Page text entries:
--*--

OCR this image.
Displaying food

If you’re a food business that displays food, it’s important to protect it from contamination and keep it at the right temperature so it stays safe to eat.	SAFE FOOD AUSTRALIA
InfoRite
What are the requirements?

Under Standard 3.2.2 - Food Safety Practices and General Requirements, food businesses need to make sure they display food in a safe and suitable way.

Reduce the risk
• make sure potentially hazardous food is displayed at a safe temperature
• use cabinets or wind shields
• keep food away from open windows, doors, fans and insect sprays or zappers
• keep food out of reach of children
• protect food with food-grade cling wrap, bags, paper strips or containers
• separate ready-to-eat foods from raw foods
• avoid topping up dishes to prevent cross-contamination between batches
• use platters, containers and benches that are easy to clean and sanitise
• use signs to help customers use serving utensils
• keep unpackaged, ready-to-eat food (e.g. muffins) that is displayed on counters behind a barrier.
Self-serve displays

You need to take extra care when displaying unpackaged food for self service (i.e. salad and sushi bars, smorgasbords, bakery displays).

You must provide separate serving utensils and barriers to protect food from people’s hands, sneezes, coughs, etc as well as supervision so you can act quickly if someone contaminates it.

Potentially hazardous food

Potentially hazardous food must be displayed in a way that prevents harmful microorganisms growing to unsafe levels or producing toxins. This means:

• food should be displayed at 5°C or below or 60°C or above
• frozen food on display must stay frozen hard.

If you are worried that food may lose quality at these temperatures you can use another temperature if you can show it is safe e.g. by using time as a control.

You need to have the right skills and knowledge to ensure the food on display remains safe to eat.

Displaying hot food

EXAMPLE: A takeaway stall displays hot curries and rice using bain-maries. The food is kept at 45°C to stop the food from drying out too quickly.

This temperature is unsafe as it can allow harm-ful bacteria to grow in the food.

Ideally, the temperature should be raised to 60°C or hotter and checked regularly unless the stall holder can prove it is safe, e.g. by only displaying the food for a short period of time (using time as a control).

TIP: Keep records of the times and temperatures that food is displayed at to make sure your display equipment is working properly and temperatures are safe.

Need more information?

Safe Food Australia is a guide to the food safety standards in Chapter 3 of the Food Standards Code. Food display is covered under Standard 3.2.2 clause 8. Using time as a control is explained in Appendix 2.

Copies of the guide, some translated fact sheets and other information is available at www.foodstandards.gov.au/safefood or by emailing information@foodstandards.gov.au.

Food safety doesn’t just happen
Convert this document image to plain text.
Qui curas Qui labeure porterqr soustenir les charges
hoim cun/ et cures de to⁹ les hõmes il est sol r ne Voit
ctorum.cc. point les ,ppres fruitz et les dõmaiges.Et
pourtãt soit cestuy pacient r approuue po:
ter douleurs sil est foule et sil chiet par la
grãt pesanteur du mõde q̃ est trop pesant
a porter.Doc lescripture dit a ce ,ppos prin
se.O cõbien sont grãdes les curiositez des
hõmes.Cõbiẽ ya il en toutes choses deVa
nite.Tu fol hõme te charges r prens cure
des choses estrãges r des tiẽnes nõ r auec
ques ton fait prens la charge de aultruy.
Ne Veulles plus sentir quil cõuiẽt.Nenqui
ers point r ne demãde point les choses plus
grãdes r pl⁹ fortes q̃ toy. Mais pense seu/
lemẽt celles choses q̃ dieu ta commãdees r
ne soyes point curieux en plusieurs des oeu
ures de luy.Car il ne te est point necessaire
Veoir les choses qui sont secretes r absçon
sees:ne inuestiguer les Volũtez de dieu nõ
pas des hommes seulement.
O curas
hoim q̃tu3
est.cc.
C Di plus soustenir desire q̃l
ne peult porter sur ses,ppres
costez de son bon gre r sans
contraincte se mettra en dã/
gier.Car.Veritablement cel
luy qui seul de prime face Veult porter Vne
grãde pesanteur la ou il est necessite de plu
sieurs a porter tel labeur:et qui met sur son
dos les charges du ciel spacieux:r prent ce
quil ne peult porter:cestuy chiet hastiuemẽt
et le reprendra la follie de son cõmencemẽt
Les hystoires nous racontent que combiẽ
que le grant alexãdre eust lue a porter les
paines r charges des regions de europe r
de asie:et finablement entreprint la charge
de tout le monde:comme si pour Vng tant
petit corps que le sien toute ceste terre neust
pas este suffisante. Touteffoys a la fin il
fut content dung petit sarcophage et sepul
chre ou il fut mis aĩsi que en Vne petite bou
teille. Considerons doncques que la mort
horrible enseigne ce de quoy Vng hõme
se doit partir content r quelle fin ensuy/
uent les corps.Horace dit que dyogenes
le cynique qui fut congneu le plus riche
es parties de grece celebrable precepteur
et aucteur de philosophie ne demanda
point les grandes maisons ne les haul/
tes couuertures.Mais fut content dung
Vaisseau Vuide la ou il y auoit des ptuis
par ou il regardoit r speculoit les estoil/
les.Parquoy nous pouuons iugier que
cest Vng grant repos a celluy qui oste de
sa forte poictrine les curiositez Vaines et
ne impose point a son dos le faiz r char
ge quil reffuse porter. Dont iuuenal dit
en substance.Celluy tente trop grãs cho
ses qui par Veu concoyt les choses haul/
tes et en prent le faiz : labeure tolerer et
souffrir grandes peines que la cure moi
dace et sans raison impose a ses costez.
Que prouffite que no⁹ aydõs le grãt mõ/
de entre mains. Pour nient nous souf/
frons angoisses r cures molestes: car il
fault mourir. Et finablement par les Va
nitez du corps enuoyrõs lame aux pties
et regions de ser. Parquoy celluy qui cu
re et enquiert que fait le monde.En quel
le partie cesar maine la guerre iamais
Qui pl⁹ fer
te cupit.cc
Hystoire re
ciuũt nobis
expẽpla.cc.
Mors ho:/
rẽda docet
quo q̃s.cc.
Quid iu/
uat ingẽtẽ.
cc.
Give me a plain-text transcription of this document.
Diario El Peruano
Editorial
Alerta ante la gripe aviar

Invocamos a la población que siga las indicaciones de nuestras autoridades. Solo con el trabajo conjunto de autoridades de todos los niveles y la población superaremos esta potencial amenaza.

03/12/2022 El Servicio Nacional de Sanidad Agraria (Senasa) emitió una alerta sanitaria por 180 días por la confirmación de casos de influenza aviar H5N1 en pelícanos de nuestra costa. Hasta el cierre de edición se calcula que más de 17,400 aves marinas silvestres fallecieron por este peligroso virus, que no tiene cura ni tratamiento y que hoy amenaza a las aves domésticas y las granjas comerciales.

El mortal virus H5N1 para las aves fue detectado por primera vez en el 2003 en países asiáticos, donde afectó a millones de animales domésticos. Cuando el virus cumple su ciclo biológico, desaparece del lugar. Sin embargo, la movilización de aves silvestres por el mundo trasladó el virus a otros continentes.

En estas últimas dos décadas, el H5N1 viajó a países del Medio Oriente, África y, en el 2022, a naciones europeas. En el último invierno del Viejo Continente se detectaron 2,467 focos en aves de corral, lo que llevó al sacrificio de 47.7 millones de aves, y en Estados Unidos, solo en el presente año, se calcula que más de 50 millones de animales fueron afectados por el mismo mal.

--*--

» **About this task**
Print all of the entries exactly, leaving nothing out.

» **Final answer**
OCR this image.
Displaying food

If you’re a food business that displays food, it’s important to protect it from contamination and keep it at the right temperature so it stays safe to eat.	SAFE FOOD AUSTRALIA
InfoRite
What are the requirements?

Under Standard 3.2.2 - Food Safety Practices and General Requirements, food businesses need to make sure they display food in a safe and suitable way.

Reduce the risk
• make sure potentially hazardous food is displayed at a safe temperature
• use cabinets or wind shields
• keep food away from open windows, doors, fans and insect sprays or zappers
• keep food out of reach of children
• protect food with food-grade cling wrap, bags, paper strips or containers
• separate ready-to-eat foods from raw foods
• avoid topping up dishes to prevent cross-contamination between batches
• use platters, containers and benches that are easy to clean and sanitise
• use signs to help customers use serving utensils
• keep unpackaged, ready-to-eat food (e.g. muffins) that is displayed on counters behind a barrier.
Self-serve displays

You need to take extra care when displaying unpackaged food for self service (i.e. salad and sushi bars, smorgasbords, bakery displays).

You must provide separate serving utensils and barriers to protect food from people’s hands, sneezes, coughs, etc as well as supervision so you can act quickly if someone contaminates it.

Potentially hazardous food

Potentially hazardous food must be displayed in a way that prevents harmful microorganisms growing to unsafe levels or producing toxins. This means:

• food should be displayed at 5°C or below or 60°C or above
• frozen food on display must stay frozen hard.

If you are worried that food may lose quality at these temperatures you can use another temperature if you can show it is safe e.g. by using time as a control.

You need to have the right skills and knowledge to ensure the food on display remains safe to eat.

Displaying hot food

EXAMPLE: A takeaway stall displays hot curries and rice using bain-maries. The food is kept at 45°C to stop the food from drying out too quickly.

This temperature is unsafe as it can allow harm-ful bacteria to grow in the food.

Ideally, the temperature should be raised to 60°C or hotter and checked regularly unless the stall holder can prove it is safe, e.g. by only displaying the food for a short period of time (using time as a control).

TIP: Keep records of the times and temperatures that food is displayed at to make sure your display equipment is working properly and temperatures are safe.

Need more information?

Safe Food Australia is a guide to the food safety standards in Chapter 3 of the Food Standards Code. Food display is covered under Standard 3.2.2 clause 8. Using time as a control is explained in Appendix 2.

Copies of the guide, some translated fact sheets and other information is available at www.foodstandards.gov.au/safefood or by emailing information@foodstandards.gov.au.

Food safety doesn’t just happen
Convert this document image to plain text.
Qui curas Qui labeure porterqr soustenir les charges
hoim cun/ et cures de to⁹ les hõmes il est sol r ne Voit
ctorum.cc. point les ,ppres fruitz et les dõmaiges.Et
pourtãt soit cestuy pacient r approuue po:
ter douleurs sil est foule et sil chiet par la
grãt pesanteur du mõde q̃ est trop pesant
a porter.Doc lescripture dit a ce ,ppos prin
se.O cõbien sont grãdes les curiositez des
hõmes.Cõbiẽ ya il en toutes choses deVa
nite.Tu fol hõme te charges r prens cure
des choses estrãges r des tiẽnes nõ r auec
ques ton fait prens la charge de aultruy.
Ne Veulles plus sentir quil cõuiẽt.Nenqui
ers point r ne demãde point les choses plus
grãdes r pl⁹ fortes q̃ toy. Mais pense seu/
lemẽt celles choses q̃ dieu ta commãdees r
ne soyes point curieux en plusieurs des oeu
ures de luy.Car il ne te est point necessaire
Veoir les choses qui sont secretes r absçon
sees:ne inuestiguer les Volũtez de dieu nõ
pas des hommes seulement.
O curas
hoim q̃tu3
est.cc.
C Di plus soustenir desire q̃l
ne peult porter sur ses,ppres
costez de son bon gre r sans
contraincte se mettra en dã/
gier.Car.Veritablement cel
luy qui seul de prime face Veult porter Vne
grãde pesanteur la ou il est necessite de plu
sieurs a porter tel labeur:et qui met sur son
dos les charges du ciel spacieux:r prent ce
quil ne peult porter:cestuy chiet hastiuemẽt
et le reprendra la follie de son cõmencemẽt
Les hystoires nous racontent que combiẽ
que le grant alexãdre eust lue a porter les
paines r charges des regions de europe r
de asie:et finablement entreprint la charge
de tout le monde:comme si pour Vng tant
petit corps que le sien toute ceste terre neust
pas este suffisante. Touteffoys a la fin il
fut content dung petit sarcophage et sepul
chre ou il fut mis aĩsi que en Vne petite bou
teille. Considerons doncques que la mort
horrible enseigne ce de quoy Vng hõme
se doit partir content r quelle fin ensuy/
uent les corps.Horace dit que dyogenes
le cynique qui fut congneu le plus riche
es parties de grece celebrable precepteur
et aucteur de philosophie ne demanda
point les grandes maisons ne les haul/
tes couuertures.Mais fut content dung
Vaisseau Vuide la ou il y auoit des ptuis
par ou il regardoit r speculoit les estoil/
les.Parquoy nous pouuons iugier que
cest Vng grant repos a celluy qui oste de
sa forte poictrine les curiositez Vaines et
ne impose point a son dos le faiz r char
ge quil reffuse porter. Dont iuuenal dit
en substance.Celluy tente trop grãs cho
ses qui par Veu concoyt les choses haul/
tes et en prent le faiz : labeure tolerer et
souffrir grandes peines que la cure moi
dace et sans raison impose a ses costez.
Que prouffite que no⁹ aydõs le grãt mõ/
de entre mains. Pour nient nous souf/
frons angoisses r cures molestes: car il
fault mourir. Et finablement par les Va
nitez du corps enuoyrõs lame aux pties
et regions de ser. Parquoy celluy qui cu
re et enquiert que fait le monde.En quel
le partie cesar maine la guerre iamais
Qui pl⁹ fer
te cupit.cc
Hystoire re
ciuũt nobis
expẽpla.cc.
Mors ho:/
rẽda docet
quo q̃s.cc.
Quid iu/
uat ingẽtẽ.
cc.
Give me a plain-text transcription of this document.
Diario El Peruano
Editorial
Alerta ante la gripe aviar

Invocamos a la población que siga las indicaciones de nuestras autoridades. Solo con el trabajo conjunto de autoridades de todos los niveles y la población superaremos esta potencial amenaza.

03/12/2022 El Servicio Nacional de Sanidad Agraria (Senasa) emitió una alerta sanitaria por 180 días por la confirmación de casos de influenza aviar H5N1 en pelícanos de nuestra costa. Hasta el cierre de edición se calcula que más de 17,400 aves marinas silvestres fallecieron por este peligroso virus, que no tiene cura ni tratamiento y que hoy amenaza a las aves domésticas y las granjas comerciales.

El mortal virus H5N1 para las aves fue detectado por primera vez en el 2003 en países asiáticos, donde afectó a millones de animales domésticos. Cuando el virus cumple su ciclo biológico, desaparece del lugar. Sin embargo, la movilización de aves silvestres por el mundo trasladó el virus a otros continentes.

En estas últimas dos décadas, el H5N1 viajó a países del Medio Oriente, África y, en el 2022, a naciones europeas. En el último invierno del Viejo Continente se detectaron 2,467 focos en aves de corral, lo que llevó al sacrificio de 47.7 millones de aves, y en Estados Unidos, solo en el presente año, se calcula que más de 50 millones de animales fueron afectados por el mismo mal.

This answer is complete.